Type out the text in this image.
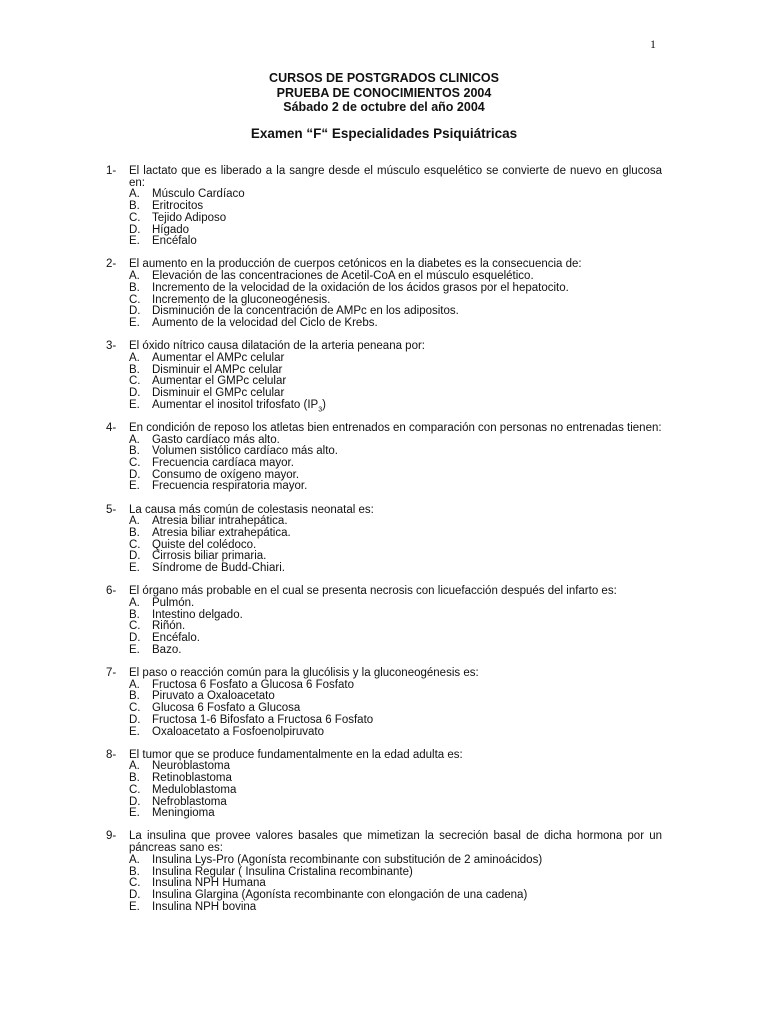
1
CURSOS DE POSTGRADOS CLINICOS
PRUEBA DE CONOCIMIENTOS 2004
Sábado 2 de octubre del año 2004
Examen “F“ Especialidades Psiquiátricas
1-	El lactato que es liberado a la sangre desde el músculo esquelético se convierte de nuevo en glucosa en:
A.	Músculo Cardíaco
B.	Eritrocitos
C.	Tejido Adiposo
D.	Hígado
E.	Encéfalo
2-	El aumento en la producción de cuerpos cetónicos en la diabetes es la consecuencia de:
A.	Elevación de las concentraciones de Acetil-CoA en el músculo esquelético.
B.	Incremento de la velocidad de la oxidación de los ácidos grasos por el hepatocito.
C.	Incremento de la gluconeogénesis.
D.	Disminución de la concentración de AMPc en los adipositos.
E.	Aumento de la velocidad del Ciclo de Krebs.
3-	El óxido nítrico causa dilatación de la arteria peneana por:
A.	Aumentar el AMPc celular
B.	Disminuir el AMPc celular
C.	Aumentar el GMPc celular
D.	Disminuir el GMPc celular
E.	Aumentar el inositol trifosfato $(IP_3)$
4-	En condición de reposo los atletas bien entrenados en comparación con personas no entrenadas tienen:
A.	Gasto cardíaco más alto.
B.	Volumen sistólico cardíaco más alto.
C.	Frecuencia cardíaca mayor.
D.	Consumo de oxígeno mayor.
E.	Frecuencia respiratoria mayor.
5-	La causa más común de colestasis neonatal es:
A.	Atresia biliar intrahepática.
B.	Atresia biliar extrahepática.
C.	Quiste del colédoco.
D.	Cirrosis biliar primaria.
E.	Síndrome de Budd-Chiari.
6-	El órgano más probable en el cual se presenta necrosis con licuefacción después del infarto es:
A.	Pulmón.
B.	Intestino delgado.
C.	Riñón.
D.	Encéfalo.
E.	Bazo.
7-	El paso o reacción común para la glucólisis y la gluconeogénesis es:
A.	Fructosa 6 Fosfato a Glucosa 6 Fosfato
B.	Piruvato a Oxaloacetato
C.	Glucosa 6 Fosfato a Glucosa
D.	Fructosa 1-6 Bifosfato a Fructosa 6 Fosfato
E.	Oxaloacetato a Fosfoenolpiruvato
8-	El tumor que se produce fundamentalmente en la edad adulta es:
A.	Neuroblastoma
B.	Retinoblastoma
C.	Meduloblastoma
D.	Nefroblastoma
E.	Meningioma
9-	La insulina que provee valores basales que mimetizan la secreción basal de dicha hormona por un páncreas sano es:
A.	Insulina Lys-Pro (Agonísta recombinante con substitución de 2 aminoácidos)
B.	Insulina Regular ( Insulina Cristalina recombinante)
C.	Insulina NPH Humana
D.	Insulina Glargina (Agonísta recombinante con elongación de una cadena)
E.	Insulina NPH bovina
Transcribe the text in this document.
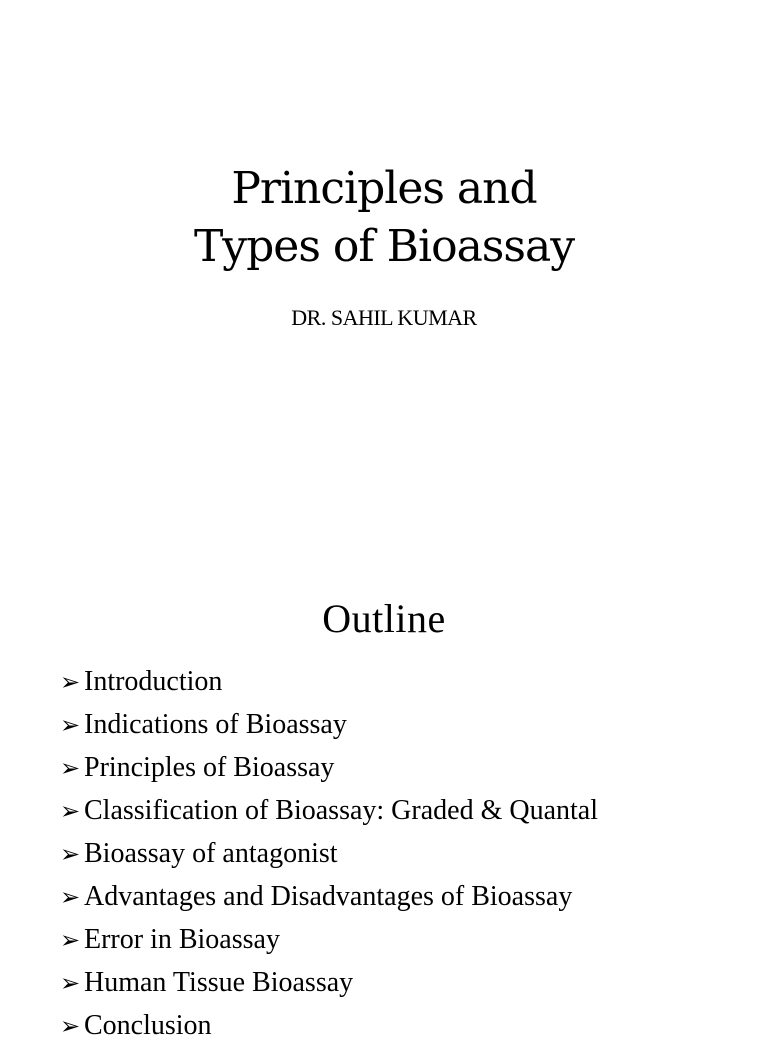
Principles and
Types of Bioassay
DR. SAHIL KUMAR
Outline
➢ Introduction
➢ Indications of Bioassay
➢ Principles of Bioassay
➢ Classification of Bioassay: Graded & Quantal
➢ Bioassay of antagonist
➢ Advantages and Disadvantages of Bioassay
➢ Error in Bioassay
➢ Human Tissue Bioassay
➢ Conclusion
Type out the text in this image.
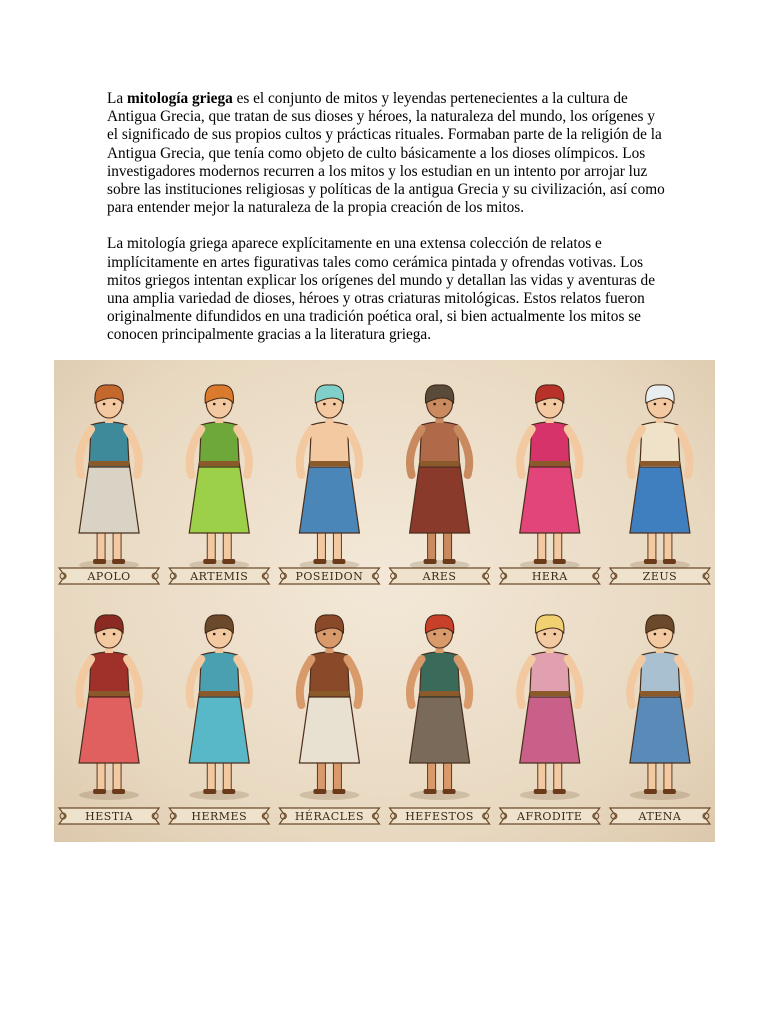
La mitología griega es el conjunto de mitos y leyendas pertenecientes a la cultura de Antigua Grecia, que tratan de sus dioses y héroes, la naturaleza del mundo, los orígenes y el significado de sus propios cultos y prácticas rituales. Formaban parte de la religión de la Antigua Grecia, que tenía como objeto de culto básicamente a los dioses olímpicos. Los investigadores modernos recurren a los mitos y los estudian en un intento por arrojar luz sobre las instituciones religiosas y políticas de la antigua Grecia y su civilización, así como para entender mejor la naturaleza de la propia creación de los mitos.

La mitología griega aparece explícitamente en una extensa colección de relatos e implícitamente en artes figurativas tales como cerámica pintada y ofrendas votivas. Los mitos griegos intentan explicar los orígenes del mundo y detallan las vidas y aventuras de una amplia variedad de dioses, héroes y otras criaturas mitológicas. Estos relatos fueron originalmente difundidos en una tradición poética oral, si bien actualmente los mitos se conocen principalmente gracias a la literatura griega.

APOLO	ARTEMIS	POSEIDON	ARES	HERA	ZEUS
HESTIA	HERMES	HÉRACLES	HEFESTOS	AFRODITE	ATENA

════════════════════

# Task instructions
The answer must consist of each line in the entries above that includes "Atresia".

# Output
A.	Atresia biliar intrahepática.
B.	Atresia biliar extrahepática.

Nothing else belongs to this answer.